"""

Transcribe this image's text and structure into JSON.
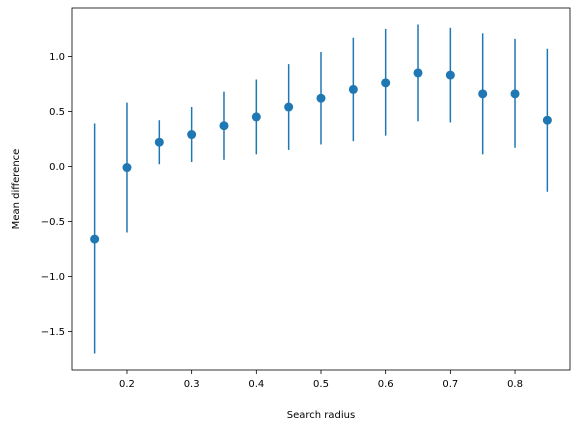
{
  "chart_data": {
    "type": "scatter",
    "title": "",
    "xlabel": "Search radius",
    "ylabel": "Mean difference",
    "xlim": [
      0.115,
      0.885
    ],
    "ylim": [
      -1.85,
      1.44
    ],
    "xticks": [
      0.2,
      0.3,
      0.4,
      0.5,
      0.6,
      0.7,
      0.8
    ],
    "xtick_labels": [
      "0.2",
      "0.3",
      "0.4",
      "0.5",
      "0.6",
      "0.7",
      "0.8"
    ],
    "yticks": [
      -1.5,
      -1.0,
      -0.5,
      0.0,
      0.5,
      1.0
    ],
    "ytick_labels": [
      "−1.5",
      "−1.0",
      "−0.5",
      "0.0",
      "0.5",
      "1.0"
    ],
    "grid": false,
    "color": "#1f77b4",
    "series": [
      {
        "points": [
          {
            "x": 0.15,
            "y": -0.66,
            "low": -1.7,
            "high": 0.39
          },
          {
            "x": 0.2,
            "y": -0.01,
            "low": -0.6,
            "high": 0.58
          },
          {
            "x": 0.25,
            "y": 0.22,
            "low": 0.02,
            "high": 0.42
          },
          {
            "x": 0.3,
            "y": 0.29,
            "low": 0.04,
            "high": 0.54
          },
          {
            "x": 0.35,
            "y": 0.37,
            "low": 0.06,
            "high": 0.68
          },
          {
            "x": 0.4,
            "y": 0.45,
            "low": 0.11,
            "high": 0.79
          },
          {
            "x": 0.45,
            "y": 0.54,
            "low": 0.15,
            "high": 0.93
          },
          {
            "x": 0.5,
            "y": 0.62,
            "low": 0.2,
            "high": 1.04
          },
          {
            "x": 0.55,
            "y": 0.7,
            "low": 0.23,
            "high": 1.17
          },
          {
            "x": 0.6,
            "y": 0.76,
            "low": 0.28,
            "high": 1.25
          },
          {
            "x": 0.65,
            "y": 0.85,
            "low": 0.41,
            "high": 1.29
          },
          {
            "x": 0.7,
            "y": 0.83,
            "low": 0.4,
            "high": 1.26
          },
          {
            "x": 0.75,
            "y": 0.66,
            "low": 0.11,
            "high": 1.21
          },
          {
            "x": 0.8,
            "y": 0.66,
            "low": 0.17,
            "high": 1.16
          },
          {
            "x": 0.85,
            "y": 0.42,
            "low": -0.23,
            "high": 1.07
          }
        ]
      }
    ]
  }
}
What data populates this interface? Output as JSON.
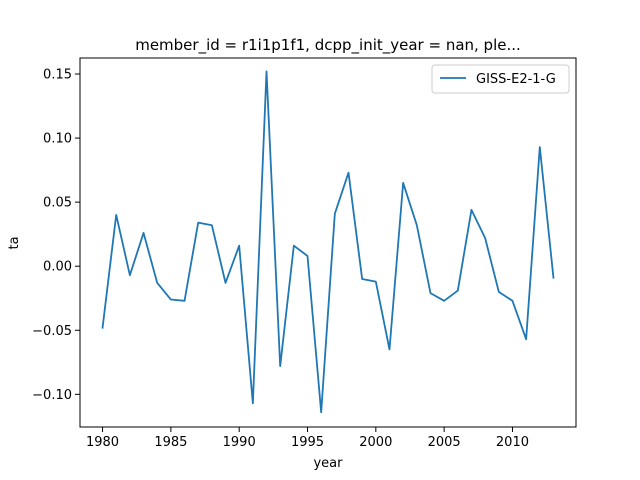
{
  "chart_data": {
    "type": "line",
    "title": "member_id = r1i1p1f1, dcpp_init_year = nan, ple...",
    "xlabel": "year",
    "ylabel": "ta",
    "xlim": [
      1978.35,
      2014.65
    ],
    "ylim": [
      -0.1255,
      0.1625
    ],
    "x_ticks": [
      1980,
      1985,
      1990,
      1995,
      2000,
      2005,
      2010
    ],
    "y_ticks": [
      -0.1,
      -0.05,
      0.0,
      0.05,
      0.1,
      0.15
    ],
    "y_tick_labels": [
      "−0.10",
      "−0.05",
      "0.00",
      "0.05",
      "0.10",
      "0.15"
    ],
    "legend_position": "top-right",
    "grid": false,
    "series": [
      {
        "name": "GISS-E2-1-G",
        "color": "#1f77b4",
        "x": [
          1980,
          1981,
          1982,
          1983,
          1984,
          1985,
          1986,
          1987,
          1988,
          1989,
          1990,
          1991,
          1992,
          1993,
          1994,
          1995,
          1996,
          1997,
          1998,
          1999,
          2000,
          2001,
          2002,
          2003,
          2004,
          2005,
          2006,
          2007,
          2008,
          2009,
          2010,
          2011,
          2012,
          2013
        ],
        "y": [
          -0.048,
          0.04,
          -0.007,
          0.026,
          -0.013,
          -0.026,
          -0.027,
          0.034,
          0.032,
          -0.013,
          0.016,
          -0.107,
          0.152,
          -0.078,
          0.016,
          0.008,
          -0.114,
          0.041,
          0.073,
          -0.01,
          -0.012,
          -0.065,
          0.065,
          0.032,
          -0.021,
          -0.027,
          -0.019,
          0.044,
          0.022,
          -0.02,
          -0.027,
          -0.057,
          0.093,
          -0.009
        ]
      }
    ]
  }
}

"""

## Task to carry out
Repeat the material verbatim. Do not carry over any picture.

## Result of the exercise
Transcribe this image's text and structure into JSON.
{
  "chart_data": {
    "type": "scatter",
    "title": "",
    "xlabel": "Search radius",
    "ylabel": "Mean difference",
    "xlim": [
      0.115,
      0.885
    ],
    "ylim": [
      -1.85,
      1.44
    ],
    "xticks": [
      0.2,
      0.3,
      0.4,
      0.5,
      0.6,
      0.7,
      0.8
    ],
    "xtick_labels": [
      "0.2",
      "0.3",
      "0.4",
      "0.5",
      "0.6",
      "0.7",
      "0.8"
    ],
    "yticks": [
      -1.5,
      -1.0,
      -0.5,
      0.0,
      0.5,
      1.0
    ],
    "ytick_labels": [
      "−1.5",
      "−1.0",
      "−0.5",
      "0.0",
      "0.5",
      "1.0"
    ],
    "grid": false,
    "color": "#1f77b4",
    "series": [
      {
        "points": [
          {
            "x": 0.15,
            "y": -0.66,
            "low": -1.7,
            "high": 0.39
          },
          {
            "x": 0.2,
            "y": -0.01,
            "low": -0.6,
            "high": 0.58
          },
          {
            "x": 0.25,
            "y": 0.22,
            "low": 0.02,
            "high": 0.42
          },
          {
            "x": 0.3,
            "y": 0.29,
            "low": 0.04,
            "high": 0.54
          },
          {
            "x": 0.35,
            "y": 0.37,
            "low": 0.06,
            "high": 0.68
          },
          {
            "x": 0.4,
            "y": 0.45,
            "low": 0.11,
            "high": 0.79
          },
          {
            "x": 0.45,
            "y": 0.54,
            "low": 0.15,
            "high": 0.93
          },
          {
            "x": 0.5,
            "y": 0.62,
            "low": 0.2,
            "high": 1.04
          },
          {
            "x": 0.55,
            "y": 0.7,
            "low": 0.23,
            "high": 1.17
          },
          {
            "x": 0.6,
            "y": 0.76,
            "low": 0.28,
            "high": 1.25
          },
          {
            "x": 0.65,
            "y": 0.85,
            "low": 0.41,
            "high": 1.29
          },
          {
            "x": 0.7,
            "y": 0.83,
            "low": 0.4,
            "high": 1.26
          },
          {
            "x": 0.75,
            "y": 0.66,
            "low": 0.11,
            "high": 1.21
          },
          {
            "x": 0.8,
            "y": 0.66,
            "low": 0.17,
            "high": 1.16
          },
          {
            "x": 0.85,
            "y": 0.42,
            "low": -0.23,
            "high": 1.07
          }
        ]
      }
    ]
  }
}
What data populates this interface? Output as JSON.
{
  "chart_data": {
    "type": "line",
    "title": "member_id = r1i1p1f1, dcpp_init_year = nan, ple...",
    "xlabel": "year",
    "ylabel": "ta",
    "xlim": [
      1978.35,
      2014.65
    ],
    "ylim": [
      -0.1255,
      0.1625
    ],
    "x_ticks": [
      1980,
      1985,
      1990,
      1995,
      2000,
      2005,
      2010
    ],
    "y_ticks": [
      -0.1,
      -0.05,
      0.0,
      0.05,
      0.1,
      0.15
    ],
    "y_tick_labels": [
      "−0.10",
      "−0.05",
      "0.00",
      "0.05",
      "0.10",
      "0.15"
    ],
    "legend_position": "top-right",
    "grid": false,
    "series": [
      {
        "name": "GISS-E2-1-G",
        "color": "#1f77b4",
        "x": [
          1980,
          1981,
          1982,
          1983,
          1984,
          1985,
          1986,
          1987,
          1988,
          1989,
          1990,
          1991,
          1992,
          1993,
          1994,
          1995,
          1996,
          1997,
          1998,
          1999,
          2000,
          2001,
          2002,
          2003,
          2004,
          2005,
          2006,
          2007,
          2008,
          2009,
          2010,
          2011,
          2012,
          2013
        ],
        "y": [
          -0.048,
          0.04,
          -0.007,
          0.026,
          -0.013,
          -0.026,
          -0.027,
          0.034,
          0.032,
          -0.013,
          0.016,
          -0.107,
          0.152,
          -0.078,
          0.016,
          0.008,
          -0.114,
          0.041,
          0.073,
          -0.01,
          -0.012,
          -0.065,
          0.065,
          0.032,
          -0.021,
          -0.027,
          -0.019,
          0.044,
          0.022,
          -0.02,
          -0.027,
          -0.057,
          0.093,
          -0.009
        ]
      }
    ]
  }
}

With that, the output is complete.